__Task goal__. Return all of the data exactly as written, without the pictures.
[begin Data to use]
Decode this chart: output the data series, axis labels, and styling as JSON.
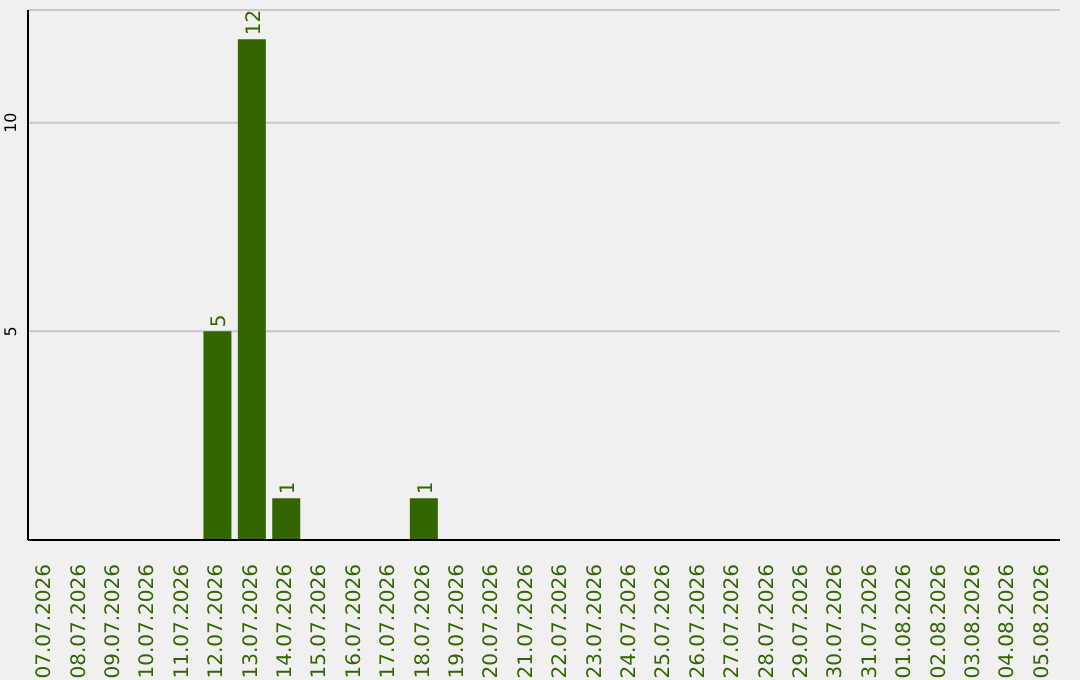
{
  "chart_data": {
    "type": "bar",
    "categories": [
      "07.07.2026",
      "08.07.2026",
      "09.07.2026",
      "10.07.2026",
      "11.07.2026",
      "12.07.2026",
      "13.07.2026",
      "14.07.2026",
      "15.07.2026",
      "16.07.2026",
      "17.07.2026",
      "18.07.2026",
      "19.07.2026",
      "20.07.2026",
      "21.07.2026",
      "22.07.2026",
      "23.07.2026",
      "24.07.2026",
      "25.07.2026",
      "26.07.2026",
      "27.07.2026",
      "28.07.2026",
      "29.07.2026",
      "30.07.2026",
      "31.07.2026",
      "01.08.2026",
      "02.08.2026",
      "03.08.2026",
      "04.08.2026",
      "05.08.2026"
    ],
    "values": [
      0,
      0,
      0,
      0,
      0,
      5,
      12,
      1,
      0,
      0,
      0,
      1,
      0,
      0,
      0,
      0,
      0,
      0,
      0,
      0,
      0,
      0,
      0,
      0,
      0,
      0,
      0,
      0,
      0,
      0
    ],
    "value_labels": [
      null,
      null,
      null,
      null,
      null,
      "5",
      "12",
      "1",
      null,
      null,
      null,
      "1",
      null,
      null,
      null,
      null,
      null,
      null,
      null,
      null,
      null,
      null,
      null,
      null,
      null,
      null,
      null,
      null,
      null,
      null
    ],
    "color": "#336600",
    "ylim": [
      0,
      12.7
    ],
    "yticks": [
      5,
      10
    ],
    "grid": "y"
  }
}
[end Data to use]
__Full response__.
Decode this chart: output the data series, axis labels, and styling as JSON.
{
  "chart_data": {
    "type": "bar",
    "categories": [
      "07.07.2026",
      "08.07.2026",
      "09.07.2026",
      "10.07.2026",
      "11.07.2026",
      "12.07.2026",
      "13.07.2026",
      "14.07.2026",
      "15.07.2026",
      "16.07.2026",
      "17.07.2026",
      "18.07.2026",
      "19.07.2026",
      "20.07.2026",
      "21.07.2026",
      "22.07.2026",
      "23.07.2026",
      "24.07.2026",
      "25.07.2026",
      "26.07.2026",
      "27.07.2026",
      "28.07.2026",
      "29.07.2026",
      "30.07.2026",
      "31.07.2026",
      "01.08.2026",
      "02.08.2026",
      "03.08.2026",
      "04.08.2026",
      "05.08.2026"
    ],
    "values": [
      0,
      0,
      0,
      0,
      0,
      5,
      12,
      1,
      0,
      0,
      0,
      1,
      0,
      0,
      0,
      0,
      0,
      0,
      0,
      0,
      0,
      0,
      0,
      0,
      0,
      0,
      0,
      0,
      0,
      0
    ],
    "value_labels": [
      null,
      null,
      null,
      null,
      null,
      "5",
      "12",
      "1",
      null,
      null,
      null,
      "1",
      null,
      null,
      null,
      null,
      null,
      null,
      null,
      null,
      null,
      null,
      null,
      null,
      null,
      null,
      null,
      null,
      null,
      null
    ],
    "color": "#336600",
    "ylim": [
      0,
      12.7
    ],
    "yticks": [
      5,
      10
    ],
    "grid": "y"
  }
}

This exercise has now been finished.